RECORDS SUPPLIED:
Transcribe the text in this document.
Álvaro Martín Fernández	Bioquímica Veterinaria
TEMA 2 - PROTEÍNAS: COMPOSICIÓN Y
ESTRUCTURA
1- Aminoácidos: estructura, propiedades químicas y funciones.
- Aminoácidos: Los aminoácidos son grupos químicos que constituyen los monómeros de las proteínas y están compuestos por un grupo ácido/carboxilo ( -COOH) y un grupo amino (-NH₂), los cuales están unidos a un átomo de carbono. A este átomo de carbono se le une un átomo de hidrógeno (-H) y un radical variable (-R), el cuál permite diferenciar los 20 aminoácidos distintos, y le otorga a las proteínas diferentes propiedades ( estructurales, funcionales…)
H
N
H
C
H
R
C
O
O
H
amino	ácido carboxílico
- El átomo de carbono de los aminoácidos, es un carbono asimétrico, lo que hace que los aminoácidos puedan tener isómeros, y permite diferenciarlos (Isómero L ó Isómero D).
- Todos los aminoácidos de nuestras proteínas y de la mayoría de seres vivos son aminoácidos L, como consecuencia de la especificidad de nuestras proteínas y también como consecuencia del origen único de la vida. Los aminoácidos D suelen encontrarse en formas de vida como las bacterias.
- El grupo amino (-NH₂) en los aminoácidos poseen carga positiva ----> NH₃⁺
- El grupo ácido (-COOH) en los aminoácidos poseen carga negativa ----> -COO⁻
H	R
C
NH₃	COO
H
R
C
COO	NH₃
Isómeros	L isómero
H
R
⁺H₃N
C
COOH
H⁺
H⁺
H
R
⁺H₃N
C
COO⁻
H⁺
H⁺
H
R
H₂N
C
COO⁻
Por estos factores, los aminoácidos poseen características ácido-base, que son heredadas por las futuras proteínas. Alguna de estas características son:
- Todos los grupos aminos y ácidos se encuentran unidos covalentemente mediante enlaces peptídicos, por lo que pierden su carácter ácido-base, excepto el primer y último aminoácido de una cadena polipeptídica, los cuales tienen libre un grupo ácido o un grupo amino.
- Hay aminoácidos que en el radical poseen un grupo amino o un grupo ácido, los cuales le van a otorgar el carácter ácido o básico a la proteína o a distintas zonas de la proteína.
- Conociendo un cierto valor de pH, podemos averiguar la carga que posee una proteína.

TASK BRIEF: Reproduce all the records, exactly and in full.

SOLUTION TO THIS PROBLEM:
Transcribe the text in this document.
Álvaro Martín Fernández	Bioquímica Veterinaria
TEMA 2 - PROTEÍNAS: COMPOSICIÓN Y
ESTRUCTURA
1- Aminoácidos: estructura, propiedades químicas y funciones.
- Aminoácidos: Los aminoácidos son grupos químicos que constituyen los monómeros de las proteínas y están compuestos por un grupo ácido/carboxilo ( -COOH) y un grupo amino (-NH₂), los cuales están unidos a un átomo de carbono. A este átomo de carbono se le une un átomo de hidrógeno (-H) y un radical variable (-R), el cuál permite diferenciar los 20 aminoácidos distintos, y le otorga a las proteínas diferentes propiedades ( estructurales, funcionales…)
H
N
H
C
H
R
C
O
O
H
amino	ácido carboxílico
- El átomo de carbono de los aminoácidos, es un carbono asimétrico, lo que hace que los aminoácidos puedan tener isómeros, y permite diferenciarlos (Isómero L ó Isómero D).
- Todos los aminoácidos de nuestras proteínas y de la mayoría de seres vivos son aminoácidos L, como consecuencia de la especificidad de nuestras proteínas y también como consecuencia del origen único de la vida. Los aminoácidos D suelen encontrarse en formas de vida como las bacterias.
- El grupo amino (-NH₂) en los aminoácidos poseen carga positiva ----> NH₃⁺
- El grupo ácido (-COOH) en los aminoácidos poseen carga negativa ----> -COO⁻
H	R
C
NH₃	COO
H
R
C
COO	NH₃
Isómeros	L isómero
H
R
⁺H₃N
C
COOH
H⁺
H⁺
H
R
⁺H₃N
C
COO⁻
H⁺
H⁺
H
R
H₂N
C
COO⁻
Por estos factores, los aminoácidos poseen características ácido-base, que son heredadas por las futuras proteínas. Alguna de estas características son:
- Todos los grupos aminos y ácidos se encuentran unidos covalentemente mediante enlaces peptídicos, por lo que pierden su carácter ácido-base, excepto el primer y último aminoácido de una cadena polipeptídica, los cuales tienen libre un grupo ácido o un grupo amino.
- Hay aminoácidos que en el radical poseen un grupo amino o un grupo ácido, los cuales le van a otorgar el carácter ácido o básico a la proteína o a distintas zonas de la proteína.
- Conociendo un cierto valor de pH, podemos averiguar la carga que posee una proteína.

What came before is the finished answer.